Pull out all lines from the listing below in which the word "native" appears.

Stored data:
********************

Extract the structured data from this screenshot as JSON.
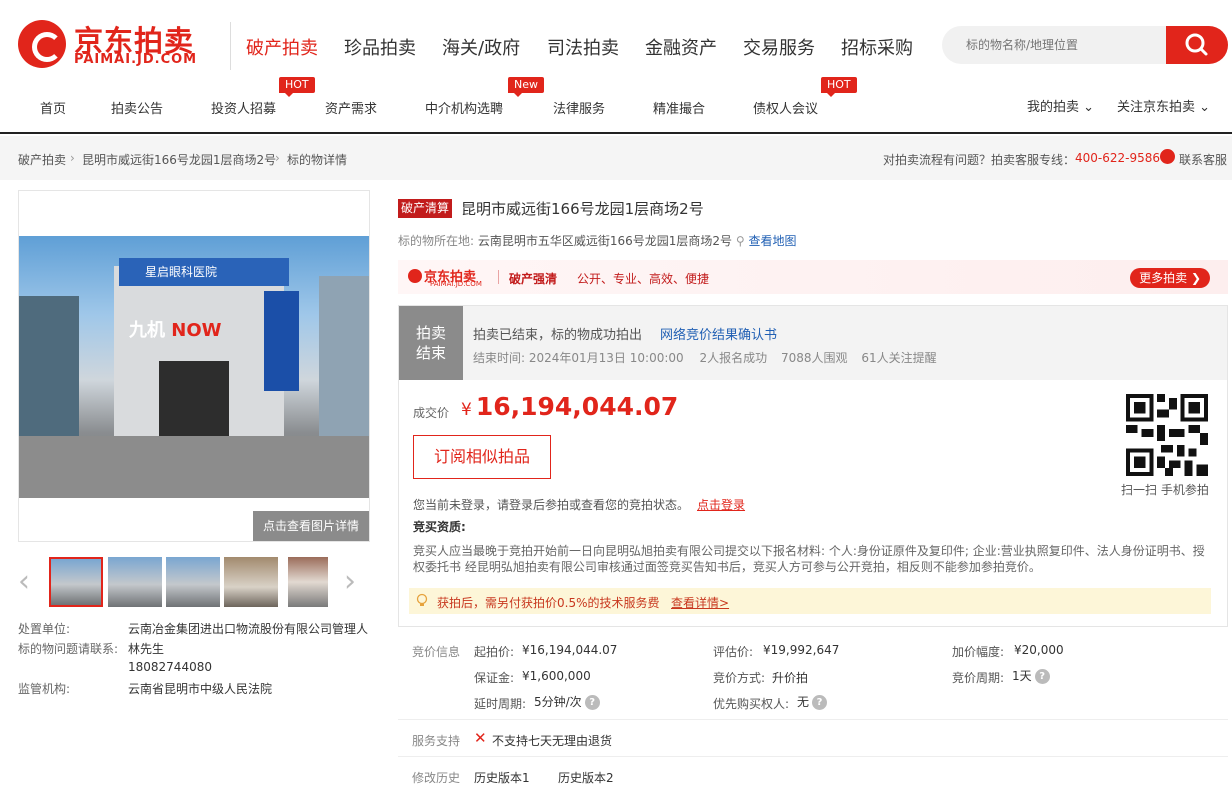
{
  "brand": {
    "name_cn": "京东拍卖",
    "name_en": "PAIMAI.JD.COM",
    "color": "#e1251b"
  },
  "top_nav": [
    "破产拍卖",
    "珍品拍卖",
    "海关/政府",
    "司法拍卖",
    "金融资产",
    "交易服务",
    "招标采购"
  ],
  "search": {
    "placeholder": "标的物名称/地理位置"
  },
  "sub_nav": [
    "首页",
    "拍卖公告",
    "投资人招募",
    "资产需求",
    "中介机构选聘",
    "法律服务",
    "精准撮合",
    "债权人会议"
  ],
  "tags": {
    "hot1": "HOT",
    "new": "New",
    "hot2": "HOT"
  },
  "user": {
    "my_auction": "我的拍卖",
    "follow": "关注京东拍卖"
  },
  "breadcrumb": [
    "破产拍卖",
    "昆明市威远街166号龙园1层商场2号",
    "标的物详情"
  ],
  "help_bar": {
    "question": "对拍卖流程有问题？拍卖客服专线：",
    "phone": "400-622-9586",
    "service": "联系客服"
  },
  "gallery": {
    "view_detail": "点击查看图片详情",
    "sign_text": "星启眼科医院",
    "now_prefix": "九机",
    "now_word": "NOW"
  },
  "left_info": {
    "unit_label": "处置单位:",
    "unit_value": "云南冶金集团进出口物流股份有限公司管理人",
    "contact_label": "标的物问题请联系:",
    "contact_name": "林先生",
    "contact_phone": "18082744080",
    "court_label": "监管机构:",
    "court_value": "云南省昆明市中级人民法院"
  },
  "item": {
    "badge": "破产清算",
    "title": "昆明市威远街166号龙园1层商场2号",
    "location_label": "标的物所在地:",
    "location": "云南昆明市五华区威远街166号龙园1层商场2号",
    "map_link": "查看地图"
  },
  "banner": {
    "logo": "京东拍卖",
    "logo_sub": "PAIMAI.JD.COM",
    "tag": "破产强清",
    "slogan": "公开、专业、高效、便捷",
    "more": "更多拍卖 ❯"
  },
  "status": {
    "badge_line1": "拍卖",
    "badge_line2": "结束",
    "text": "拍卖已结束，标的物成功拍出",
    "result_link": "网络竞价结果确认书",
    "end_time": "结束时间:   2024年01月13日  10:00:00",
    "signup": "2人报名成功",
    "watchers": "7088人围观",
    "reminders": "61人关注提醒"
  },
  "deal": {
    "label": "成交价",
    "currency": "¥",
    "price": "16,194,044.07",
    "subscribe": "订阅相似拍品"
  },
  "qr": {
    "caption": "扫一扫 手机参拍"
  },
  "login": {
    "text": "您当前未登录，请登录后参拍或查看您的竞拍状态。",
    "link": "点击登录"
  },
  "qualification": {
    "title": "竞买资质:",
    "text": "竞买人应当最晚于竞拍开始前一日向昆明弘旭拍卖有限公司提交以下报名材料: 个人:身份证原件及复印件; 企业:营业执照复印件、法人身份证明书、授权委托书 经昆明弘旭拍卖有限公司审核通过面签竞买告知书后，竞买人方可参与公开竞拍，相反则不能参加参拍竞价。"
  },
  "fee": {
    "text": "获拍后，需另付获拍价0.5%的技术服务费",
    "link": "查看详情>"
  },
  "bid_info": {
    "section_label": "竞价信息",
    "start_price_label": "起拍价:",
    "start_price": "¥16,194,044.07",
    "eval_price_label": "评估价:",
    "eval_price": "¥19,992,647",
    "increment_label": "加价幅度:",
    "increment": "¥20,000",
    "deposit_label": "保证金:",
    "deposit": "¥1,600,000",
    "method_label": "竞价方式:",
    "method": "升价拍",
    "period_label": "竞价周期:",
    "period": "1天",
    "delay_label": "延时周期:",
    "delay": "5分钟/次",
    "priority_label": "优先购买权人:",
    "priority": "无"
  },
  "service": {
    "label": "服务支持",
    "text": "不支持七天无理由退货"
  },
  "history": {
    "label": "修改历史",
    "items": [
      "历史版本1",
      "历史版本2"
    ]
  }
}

********************

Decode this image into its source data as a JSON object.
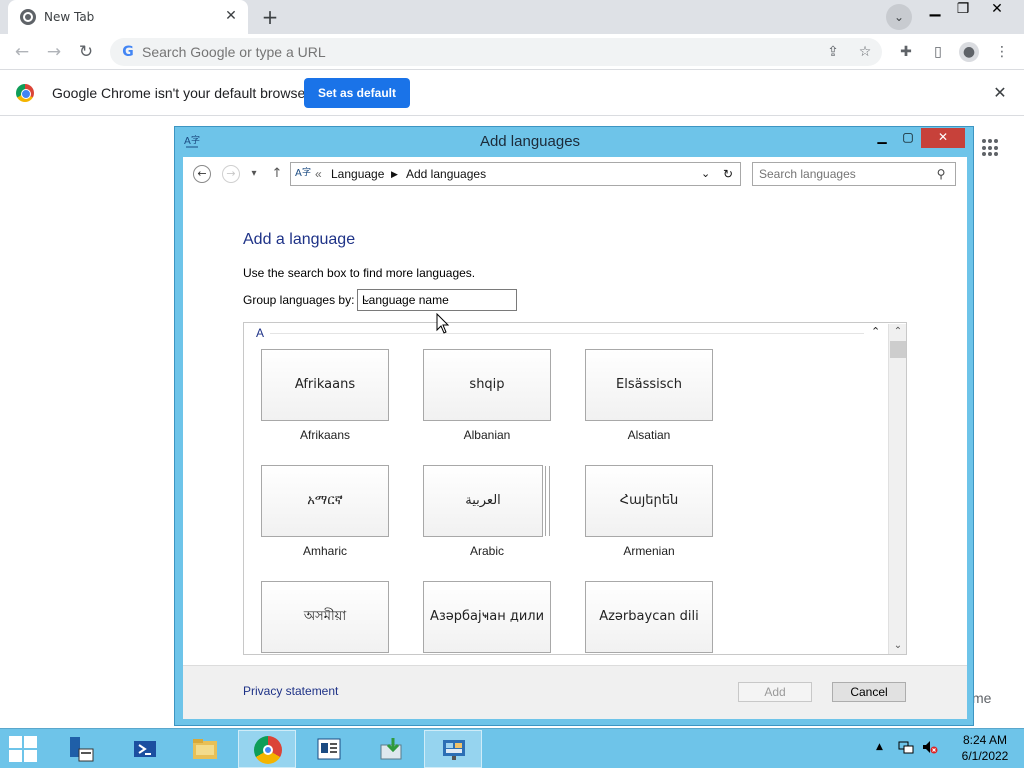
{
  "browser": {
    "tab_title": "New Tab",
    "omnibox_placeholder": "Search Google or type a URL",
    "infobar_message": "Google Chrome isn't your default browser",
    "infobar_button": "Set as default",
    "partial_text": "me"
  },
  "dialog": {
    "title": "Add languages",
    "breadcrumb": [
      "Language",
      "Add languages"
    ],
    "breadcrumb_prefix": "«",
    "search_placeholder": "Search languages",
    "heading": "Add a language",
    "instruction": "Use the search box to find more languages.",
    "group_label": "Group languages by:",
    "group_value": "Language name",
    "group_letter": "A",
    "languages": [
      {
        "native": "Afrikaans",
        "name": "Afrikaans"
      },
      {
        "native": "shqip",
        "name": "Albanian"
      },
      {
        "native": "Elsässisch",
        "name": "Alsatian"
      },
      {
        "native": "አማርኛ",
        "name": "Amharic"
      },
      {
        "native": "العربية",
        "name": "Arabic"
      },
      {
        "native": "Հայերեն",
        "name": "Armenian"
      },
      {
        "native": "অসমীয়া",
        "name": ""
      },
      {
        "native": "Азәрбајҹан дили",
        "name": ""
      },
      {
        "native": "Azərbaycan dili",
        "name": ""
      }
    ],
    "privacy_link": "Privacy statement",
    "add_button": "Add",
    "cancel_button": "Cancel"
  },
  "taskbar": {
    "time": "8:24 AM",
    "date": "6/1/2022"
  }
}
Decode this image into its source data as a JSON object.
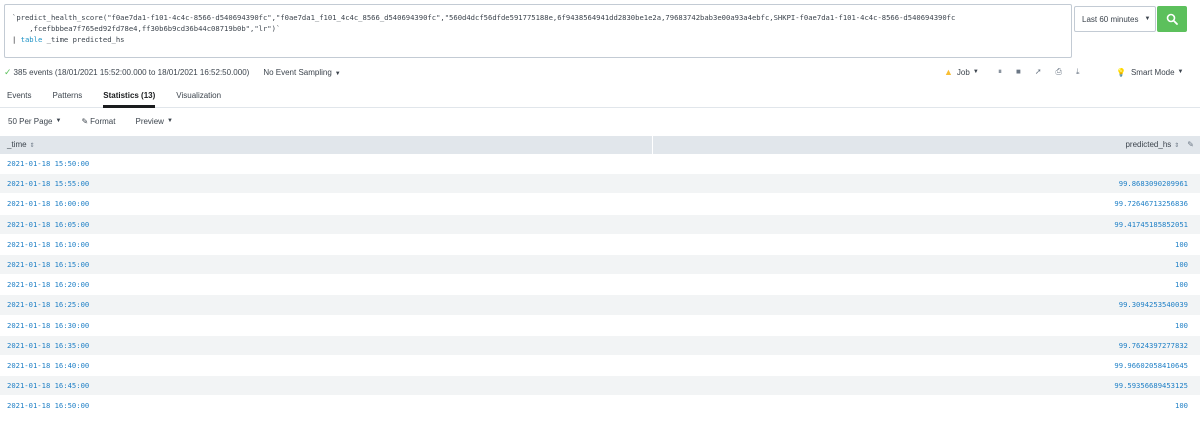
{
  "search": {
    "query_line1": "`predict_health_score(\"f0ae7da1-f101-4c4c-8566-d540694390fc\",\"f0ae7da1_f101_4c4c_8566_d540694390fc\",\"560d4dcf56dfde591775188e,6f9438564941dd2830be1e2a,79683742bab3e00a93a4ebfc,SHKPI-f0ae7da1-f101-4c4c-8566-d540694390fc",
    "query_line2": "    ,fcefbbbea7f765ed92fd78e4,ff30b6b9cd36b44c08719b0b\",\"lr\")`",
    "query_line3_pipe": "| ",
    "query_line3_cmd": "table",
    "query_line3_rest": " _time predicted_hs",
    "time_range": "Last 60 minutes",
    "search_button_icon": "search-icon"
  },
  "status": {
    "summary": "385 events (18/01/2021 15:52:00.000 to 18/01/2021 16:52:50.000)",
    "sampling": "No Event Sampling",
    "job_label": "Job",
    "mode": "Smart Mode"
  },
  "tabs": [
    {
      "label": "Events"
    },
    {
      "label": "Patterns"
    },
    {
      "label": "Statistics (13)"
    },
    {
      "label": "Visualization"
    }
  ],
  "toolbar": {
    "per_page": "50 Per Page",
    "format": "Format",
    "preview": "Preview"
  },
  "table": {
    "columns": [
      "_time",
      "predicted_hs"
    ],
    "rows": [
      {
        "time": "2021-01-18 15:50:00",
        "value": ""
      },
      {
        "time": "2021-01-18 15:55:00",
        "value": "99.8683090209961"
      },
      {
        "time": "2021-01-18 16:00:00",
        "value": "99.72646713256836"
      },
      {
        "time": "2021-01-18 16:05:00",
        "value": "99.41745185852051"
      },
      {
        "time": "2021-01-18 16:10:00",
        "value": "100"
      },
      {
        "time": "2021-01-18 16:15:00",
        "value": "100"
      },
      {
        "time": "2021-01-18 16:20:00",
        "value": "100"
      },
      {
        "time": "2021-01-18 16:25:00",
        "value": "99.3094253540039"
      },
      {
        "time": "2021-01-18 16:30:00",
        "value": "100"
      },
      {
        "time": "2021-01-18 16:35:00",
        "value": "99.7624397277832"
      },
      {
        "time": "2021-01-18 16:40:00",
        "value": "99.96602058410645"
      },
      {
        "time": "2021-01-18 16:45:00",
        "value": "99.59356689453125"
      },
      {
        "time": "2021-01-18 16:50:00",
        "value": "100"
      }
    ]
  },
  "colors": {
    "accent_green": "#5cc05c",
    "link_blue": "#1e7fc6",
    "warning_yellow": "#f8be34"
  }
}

********************

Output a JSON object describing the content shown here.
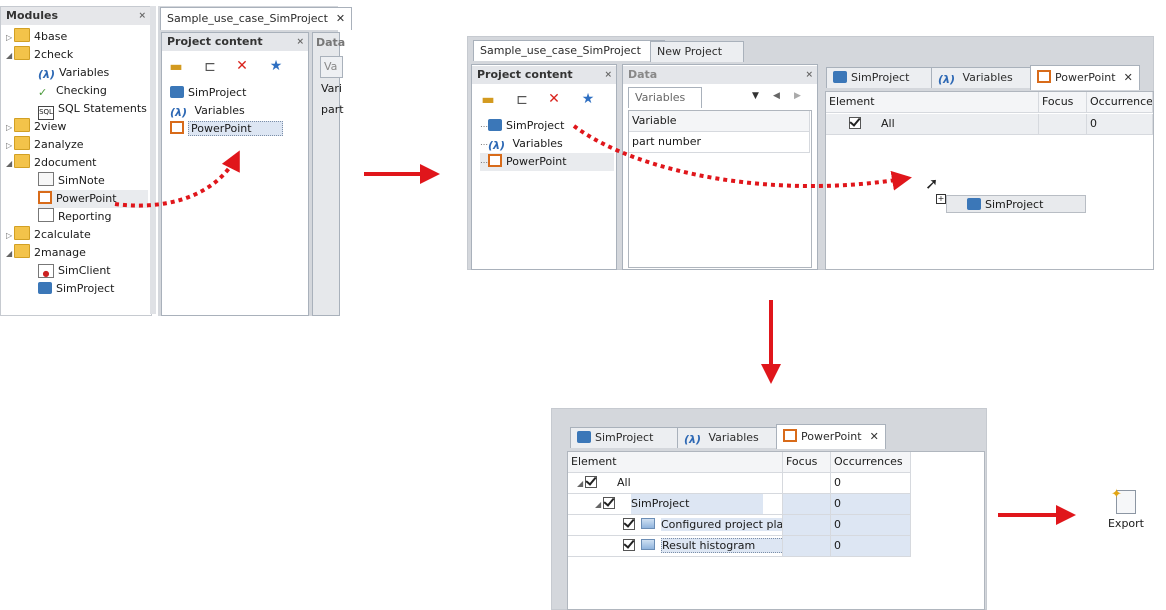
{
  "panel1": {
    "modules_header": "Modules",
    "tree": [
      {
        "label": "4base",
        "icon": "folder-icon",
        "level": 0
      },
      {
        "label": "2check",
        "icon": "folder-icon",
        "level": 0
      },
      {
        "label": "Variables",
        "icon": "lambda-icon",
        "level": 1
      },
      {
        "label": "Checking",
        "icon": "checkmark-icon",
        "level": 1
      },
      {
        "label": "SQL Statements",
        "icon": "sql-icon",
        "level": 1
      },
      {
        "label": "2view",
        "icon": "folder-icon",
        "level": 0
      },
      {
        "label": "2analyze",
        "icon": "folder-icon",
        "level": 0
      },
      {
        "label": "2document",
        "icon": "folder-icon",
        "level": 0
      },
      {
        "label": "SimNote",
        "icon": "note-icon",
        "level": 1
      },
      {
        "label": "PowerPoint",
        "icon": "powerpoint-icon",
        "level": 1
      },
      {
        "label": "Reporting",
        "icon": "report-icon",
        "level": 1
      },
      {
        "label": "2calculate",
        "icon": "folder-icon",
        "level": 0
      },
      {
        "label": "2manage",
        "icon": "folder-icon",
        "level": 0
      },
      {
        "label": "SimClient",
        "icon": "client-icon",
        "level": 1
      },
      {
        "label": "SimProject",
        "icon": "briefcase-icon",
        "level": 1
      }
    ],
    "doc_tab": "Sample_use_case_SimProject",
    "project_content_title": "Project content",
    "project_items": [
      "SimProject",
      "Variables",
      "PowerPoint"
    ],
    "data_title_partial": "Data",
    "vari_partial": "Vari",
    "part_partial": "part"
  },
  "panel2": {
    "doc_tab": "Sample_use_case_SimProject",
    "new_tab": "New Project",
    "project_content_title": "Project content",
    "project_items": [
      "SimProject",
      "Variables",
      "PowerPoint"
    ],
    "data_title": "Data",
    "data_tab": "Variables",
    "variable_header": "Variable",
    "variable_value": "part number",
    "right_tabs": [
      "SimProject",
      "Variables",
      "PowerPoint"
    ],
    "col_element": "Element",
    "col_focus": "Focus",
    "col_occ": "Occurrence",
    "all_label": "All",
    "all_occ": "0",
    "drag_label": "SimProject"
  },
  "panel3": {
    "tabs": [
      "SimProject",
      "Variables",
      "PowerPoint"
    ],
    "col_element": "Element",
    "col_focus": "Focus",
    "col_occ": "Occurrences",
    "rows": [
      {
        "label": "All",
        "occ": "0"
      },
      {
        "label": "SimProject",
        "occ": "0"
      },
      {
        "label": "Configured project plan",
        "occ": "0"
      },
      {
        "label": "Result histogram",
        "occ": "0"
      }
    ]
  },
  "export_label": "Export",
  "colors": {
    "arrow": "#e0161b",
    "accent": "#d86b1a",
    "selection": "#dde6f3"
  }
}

********************

> Exercise response:
        "native": "Afrikaans",
        "native": "shqip",
        "native": "Elsässisch",
        "native": "አማርኛ",
        "native": "العربية",
        "native": "Հայերեն",
        "native": "অসমীয়া",
        "native": "Азәрбајҹан дили",
        "native": "Azərbaycan dili",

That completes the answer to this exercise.